Exercise task
Copy every line, leaving nothing out and adding nothing.

━━ Dataset excerpts ━━

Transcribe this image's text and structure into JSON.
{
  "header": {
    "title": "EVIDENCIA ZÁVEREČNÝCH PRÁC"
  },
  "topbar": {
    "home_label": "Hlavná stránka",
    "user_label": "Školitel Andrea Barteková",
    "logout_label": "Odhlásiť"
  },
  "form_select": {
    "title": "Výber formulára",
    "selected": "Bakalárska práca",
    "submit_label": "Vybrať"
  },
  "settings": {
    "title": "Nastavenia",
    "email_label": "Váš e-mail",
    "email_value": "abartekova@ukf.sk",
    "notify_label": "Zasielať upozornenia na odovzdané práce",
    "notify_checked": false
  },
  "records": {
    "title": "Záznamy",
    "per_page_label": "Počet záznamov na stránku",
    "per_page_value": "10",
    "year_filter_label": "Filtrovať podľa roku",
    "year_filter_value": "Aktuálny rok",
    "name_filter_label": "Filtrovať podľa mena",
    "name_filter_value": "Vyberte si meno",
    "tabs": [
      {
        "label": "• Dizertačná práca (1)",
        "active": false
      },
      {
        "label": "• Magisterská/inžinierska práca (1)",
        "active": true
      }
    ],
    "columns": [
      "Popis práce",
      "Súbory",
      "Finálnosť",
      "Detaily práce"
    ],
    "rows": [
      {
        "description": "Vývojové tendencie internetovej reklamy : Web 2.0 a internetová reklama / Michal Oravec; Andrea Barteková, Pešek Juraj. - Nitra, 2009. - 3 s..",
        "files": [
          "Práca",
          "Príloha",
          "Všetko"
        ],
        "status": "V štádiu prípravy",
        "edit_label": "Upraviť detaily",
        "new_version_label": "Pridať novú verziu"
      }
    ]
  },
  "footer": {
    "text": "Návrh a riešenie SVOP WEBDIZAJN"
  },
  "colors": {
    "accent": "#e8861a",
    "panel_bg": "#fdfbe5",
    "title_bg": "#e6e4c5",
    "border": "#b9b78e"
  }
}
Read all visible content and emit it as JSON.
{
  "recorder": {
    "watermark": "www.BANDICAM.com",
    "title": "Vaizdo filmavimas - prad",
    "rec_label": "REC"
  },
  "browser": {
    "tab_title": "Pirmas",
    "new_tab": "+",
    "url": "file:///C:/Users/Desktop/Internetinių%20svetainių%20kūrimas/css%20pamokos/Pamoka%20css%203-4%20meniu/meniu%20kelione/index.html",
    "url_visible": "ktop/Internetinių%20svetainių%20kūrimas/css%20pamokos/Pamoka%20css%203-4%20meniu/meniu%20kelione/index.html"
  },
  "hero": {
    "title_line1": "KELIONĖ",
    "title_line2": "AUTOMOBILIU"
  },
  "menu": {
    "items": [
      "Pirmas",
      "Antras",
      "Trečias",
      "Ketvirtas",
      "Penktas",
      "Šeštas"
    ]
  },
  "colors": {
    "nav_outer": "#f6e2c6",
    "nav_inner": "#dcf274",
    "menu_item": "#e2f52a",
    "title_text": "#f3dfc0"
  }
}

━━━

Task answer
Transcribe this image's text and structure into JSON.
{
  "header": {
    "title": "EVIDENCIA ZÁVEREČNÝCH PRÁC"
  },
  "topbar": {
    "home_label": "Hlavná stránka",
    "user_label": "Školitel Andrea Barteková",
    "logout_label": "Odhlásiť"
  },
  "form_select": {
    "title": "Výber formulára",
    "selected": "Bakalárska práca",
    "submit_label": "Vybrať"
  },
  "settings": {
    "title": "Nastavenia",
    "email_label": "Váš e-mail",
    "email_value": "abartekova@ukf.sk",
    "notify_label": "Zasielať upozornenia na odovzdané práce",
    "notify_checked": false
  },
  "records": {
    "title": "Záznamy",
    "per_page_label": "Počet záznamov na stránku",
    "per_page_value": "10",
    "year_filter_label": "Filtrovať podľa roku",
    "year_filter_value": "Aktuálny rok",
    "name_filter_label": "Filtrovať podľa mena",
    "name_filter_value": "Vyberte si meno",
    "tabs": [
      {
        "label": "• Dizertačná práca (1)",
        "active": false
      },
      {
        "label": "• Magisterská/inžinierska práca (1)",
        "active": true
      }
    ],
    "columns": [
      "Popis práce",
      "Súbory",
      "Finálnosť",
      "Detaily práce"
    ],
    "rows": [
      {
        "description": "Vývojové tendencie internetovej reklamy : Web 2.0 a internetová reklama / Michal Oravec; Andrea Barteková, Pešek Juraj. - Nitra, 2009. - 3 s..",
        "files": [
          "Práca",
          "Príloha",
          "Všetko"
        ],
        "status": "V štádiu prípravy",
        "edit_label": "Upraviť detaily",
        "new_version_label": "Pridať novú verziu"
      }
    ]
  },
  "footer": {
    "text": "Návrh a riešenie SVOP WEBDIZAJN"
  },
  "colors": {
    "accent": "#e8861a",
    "panel_bg": "#fdfbe5",
    "title_bg": "#e6e4c5",
    "border": "#b9b78e"
  }
}
Read all visible content and emit it as JSON.
{
  "recorder": {
    "watermark": "www.BANDICAM.com",
    "title": "Vaizdo filmavimas - prad",
    "rec_label": "REC"
  },
  "browser": {
    "tab_title": "Pirmas",
    "new_tab": "+",
    "url": "file:///C:/Users/Desktop/Internetinių%20svetainių%20kūrimas/css%20pamokos/Pamoka%20css%203-4%20meniu/meniu%20kelione/index.html",
    "url_visible": "ktop/Internetinių%20svetainių%20kūrimas/css%20pamokos/Pamoka%20css%203-4%20meniu/meniu%20kelione/index.html"
  },
  "hero": {
    "title_line1": "KELIONĖ",
    "title_line2": "AUTOMOBILIU"
  },
  "menu": {
    "items": [
      "Pirmas",
      "Antras",
      "Trečias",
      "Ketvirtas",
      "Penktas",
      "Šeštas"
    ]
  },
  "colors": {
    "nav_outer": "#f6e2c6",
    "nav_inner": "#dcf274",
    "menu_item": "#e2f52a",
    "title_text": "#f3dfc0"
  }
}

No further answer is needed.